§ **TASK REQUIREMENTS**:
Within the data below, state how many lines contain the string "Gateway". Provide the number only.

§ **EXTRACTED RECORDS**:

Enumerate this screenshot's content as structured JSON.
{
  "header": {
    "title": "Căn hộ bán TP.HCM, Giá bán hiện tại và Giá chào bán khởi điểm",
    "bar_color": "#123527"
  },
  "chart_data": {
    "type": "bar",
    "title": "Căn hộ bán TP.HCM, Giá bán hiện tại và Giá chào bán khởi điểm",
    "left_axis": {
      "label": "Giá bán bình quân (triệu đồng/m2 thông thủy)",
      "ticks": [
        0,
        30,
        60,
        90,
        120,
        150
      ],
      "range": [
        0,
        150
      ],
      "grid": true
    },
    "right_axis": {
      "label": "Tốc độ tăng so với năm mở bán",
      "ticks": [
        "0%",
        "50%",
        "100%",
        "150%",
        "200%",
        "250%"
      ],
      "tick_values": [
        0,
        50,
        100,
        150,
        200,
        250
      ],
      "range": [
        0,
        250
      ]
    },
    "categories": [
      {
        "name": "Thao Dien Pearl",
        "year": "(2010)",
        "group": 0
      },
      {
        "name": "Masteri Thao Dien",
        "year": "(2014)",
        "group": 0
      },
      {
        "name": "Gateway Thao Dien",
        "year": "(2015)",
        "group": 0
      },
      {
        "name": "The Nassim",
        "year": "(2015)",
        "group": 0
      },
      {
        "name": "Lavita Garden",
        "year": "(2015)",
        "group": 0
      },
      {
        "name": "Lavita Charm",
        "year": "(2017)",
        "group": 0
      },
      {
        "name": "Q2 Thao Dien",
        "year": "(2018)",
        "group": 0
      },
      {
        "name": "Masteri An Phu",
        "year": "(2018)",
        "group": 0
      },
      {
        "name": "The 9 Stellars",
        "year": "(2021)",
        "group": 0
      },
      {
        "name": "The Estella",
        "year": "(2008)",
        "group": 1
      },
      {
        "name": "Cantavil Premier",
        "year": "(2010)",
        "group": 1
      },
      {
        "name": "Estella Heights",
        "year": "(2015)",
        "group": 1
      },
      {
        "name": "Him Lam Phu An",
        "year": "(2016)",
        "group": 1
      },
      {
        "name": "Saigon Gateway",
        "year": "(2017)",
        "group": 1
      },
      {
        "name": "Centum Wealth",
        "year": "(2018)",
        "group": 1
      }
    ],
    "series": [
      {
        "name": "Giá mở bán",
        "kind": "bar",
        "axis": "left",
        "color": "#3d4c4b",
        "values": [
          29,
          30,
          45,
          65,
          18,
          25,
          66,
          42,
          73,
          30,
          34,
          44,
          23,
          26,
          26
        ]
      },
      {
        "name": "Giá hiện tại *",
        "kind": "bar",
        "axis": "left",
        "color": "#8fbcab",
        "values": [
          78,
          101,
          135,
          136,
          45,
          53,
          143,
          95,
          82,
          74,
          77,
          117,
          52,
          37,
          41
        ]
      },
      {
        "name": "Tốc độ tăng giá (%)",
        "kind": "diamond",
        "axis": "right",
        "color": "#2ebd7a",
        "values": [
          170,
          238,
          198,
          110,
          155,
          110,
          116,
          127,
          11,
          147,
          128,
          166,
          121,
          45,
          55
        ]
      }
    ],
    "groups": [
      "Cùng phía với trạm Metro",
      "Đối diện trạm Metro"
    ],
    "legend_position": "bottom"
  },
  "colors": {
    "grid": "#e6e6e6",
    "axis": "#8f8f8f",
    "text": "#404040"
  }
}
---
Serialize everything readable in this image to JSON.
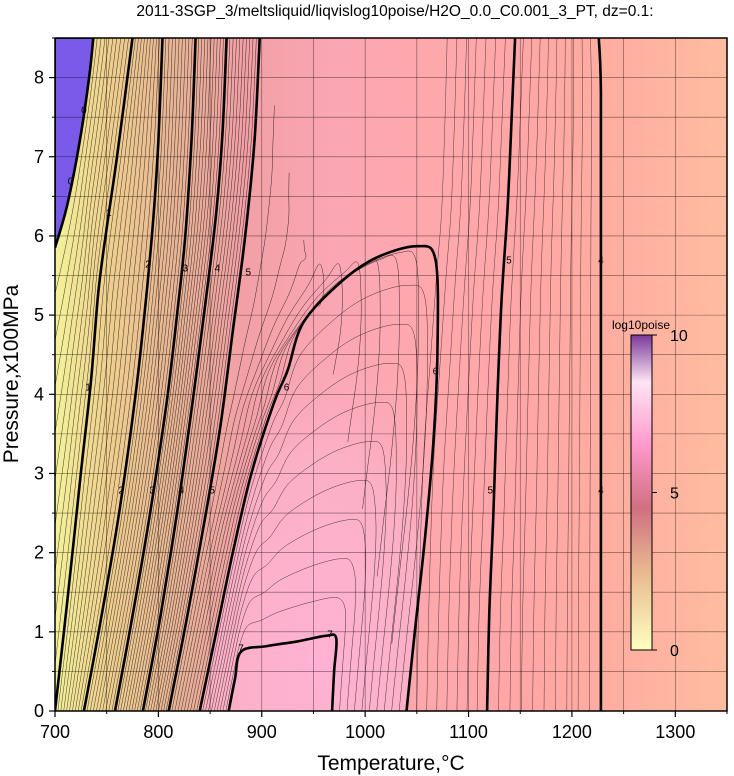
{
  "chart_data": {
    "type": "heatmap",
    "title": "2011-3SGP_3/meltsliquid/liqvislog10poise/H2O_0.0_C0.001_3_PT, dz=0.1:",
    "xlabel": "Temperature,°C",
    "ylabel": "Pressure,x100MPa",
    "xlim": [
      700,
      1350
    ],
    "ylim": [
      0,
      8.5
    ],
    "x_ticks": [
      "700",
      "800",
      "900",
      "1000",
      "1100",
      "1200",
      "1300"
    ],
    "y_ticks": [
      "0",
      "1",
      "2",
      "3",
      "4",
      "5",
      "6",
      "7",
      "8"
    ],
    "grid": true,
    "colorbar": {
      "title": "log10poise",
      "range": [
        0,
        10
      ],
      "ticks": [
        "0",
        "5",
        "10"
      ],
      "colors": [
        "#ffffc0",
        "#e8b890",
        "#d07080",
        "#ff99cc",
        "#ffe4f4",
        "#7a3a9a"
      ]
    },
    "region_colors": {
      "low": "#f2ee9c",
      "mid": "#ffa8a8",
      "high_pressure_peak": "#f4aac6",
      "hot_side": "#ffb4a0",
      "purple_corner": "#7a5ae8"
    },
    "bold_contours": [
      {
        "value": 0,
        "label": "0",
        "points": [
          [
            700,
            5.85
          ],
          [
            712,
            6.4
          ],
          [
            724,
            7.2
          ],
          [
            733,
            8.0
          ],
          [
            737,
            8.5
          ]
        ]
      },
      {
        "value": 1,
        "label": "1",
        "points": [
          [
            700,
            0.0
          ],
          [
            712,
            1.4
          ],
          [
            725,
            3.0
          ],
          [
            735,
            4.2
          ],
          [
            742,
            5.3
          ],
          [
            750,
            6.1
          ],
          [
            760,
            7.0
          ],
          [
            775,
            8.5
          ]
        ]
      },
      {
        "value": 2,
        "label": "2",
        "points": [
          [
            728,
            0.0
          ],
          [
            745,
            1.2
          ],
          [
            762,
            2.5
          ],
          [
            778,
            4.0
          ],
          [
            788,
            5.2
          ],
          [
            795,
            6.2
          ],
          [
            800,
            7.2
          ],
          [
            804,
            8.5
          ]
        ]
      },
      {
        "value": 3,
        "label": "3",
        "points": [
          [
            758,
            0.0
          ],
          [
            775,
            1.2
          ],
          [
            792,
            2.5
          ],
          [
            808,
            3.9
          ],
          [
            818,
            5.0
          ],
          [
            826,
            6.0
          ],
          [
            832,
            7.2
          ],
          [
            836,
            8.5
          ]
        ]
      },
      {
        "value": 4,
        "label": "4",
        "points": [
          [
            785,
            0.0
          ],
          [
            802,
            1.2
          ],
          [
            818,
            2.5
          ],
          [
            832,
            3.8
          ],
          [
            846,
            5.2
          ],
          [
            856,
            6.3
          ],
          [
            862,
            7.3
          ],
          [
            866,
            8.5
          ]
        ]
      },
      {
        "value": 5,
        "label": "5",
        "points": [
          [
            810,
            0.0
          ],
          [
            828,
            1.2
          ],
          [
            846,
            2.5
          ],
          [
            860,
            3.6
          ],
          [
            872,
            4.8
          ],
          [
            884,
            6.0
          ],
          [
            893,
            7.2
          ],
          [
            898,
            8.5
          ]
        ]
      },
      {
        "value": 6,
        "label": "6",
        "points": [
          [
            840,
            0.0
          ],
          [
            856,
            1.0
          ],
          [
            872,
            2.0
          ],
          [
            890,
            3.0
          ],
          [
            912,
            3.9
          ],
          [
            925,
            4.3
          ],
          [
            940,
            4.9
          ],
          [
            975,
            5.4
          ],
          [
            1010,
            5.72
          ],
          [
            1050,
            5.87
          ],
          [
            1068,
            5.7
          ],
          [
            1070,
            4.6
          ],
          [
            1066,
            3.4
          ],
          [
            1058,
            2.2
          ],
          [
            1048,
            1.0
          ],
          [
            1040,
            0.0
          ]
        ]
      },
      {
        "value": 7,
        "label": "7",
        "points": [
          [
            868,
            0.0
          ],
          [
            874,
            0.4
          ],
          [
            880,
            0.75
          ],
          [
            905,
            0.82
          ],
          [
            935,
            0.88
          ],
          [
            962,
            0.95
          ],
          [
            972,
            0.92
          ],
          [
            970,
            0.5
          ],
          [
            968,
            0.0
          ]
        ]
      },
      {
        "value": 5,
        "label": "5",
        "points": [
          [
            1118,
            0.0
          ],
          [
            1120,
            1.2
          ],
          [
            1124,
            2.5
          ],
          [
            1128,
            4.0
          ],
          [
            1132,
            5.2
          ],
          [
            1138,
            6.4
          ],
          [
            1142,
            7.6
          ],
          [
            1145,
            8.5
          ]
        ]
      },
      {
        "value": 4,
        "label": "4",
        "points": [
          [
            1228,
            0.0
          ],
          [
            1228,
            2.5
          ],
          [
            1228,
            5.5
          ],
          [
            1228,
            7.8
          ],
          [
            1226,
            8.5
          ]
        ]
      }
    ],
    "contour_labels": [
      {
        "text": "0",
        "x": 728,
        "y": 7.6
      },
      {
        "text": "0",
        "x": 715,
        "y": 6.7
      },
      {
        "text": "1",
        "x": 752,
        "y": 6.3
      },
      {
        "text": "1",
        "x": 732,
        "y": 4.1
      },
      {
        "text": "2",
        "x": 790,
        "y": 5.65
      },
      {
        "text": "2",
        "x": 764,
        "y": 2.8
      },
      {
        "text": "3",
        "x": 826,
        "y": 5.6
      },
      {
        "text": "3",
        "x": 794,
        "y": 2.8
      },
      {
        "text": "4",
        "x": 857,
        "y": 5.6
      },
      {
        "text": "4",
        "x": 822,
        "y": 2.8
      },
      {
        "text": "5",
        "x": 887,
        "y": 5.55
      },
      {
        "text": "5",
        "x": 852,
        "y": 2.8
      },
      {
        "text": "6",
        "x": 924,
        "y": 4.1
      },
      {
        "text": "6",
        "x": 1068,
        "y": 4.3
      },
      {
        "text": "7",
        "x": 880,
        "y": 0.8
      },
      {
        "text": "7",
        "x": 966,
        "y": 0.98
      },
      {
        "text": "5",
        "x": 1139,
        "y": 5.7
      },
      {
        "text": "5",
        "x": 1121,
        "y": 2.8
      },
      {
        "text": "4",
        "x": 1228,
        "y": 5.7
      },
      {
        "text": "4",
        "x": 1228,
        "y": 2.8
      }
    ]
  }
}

§ **RESULT FOR THIS EXERCISE**:
2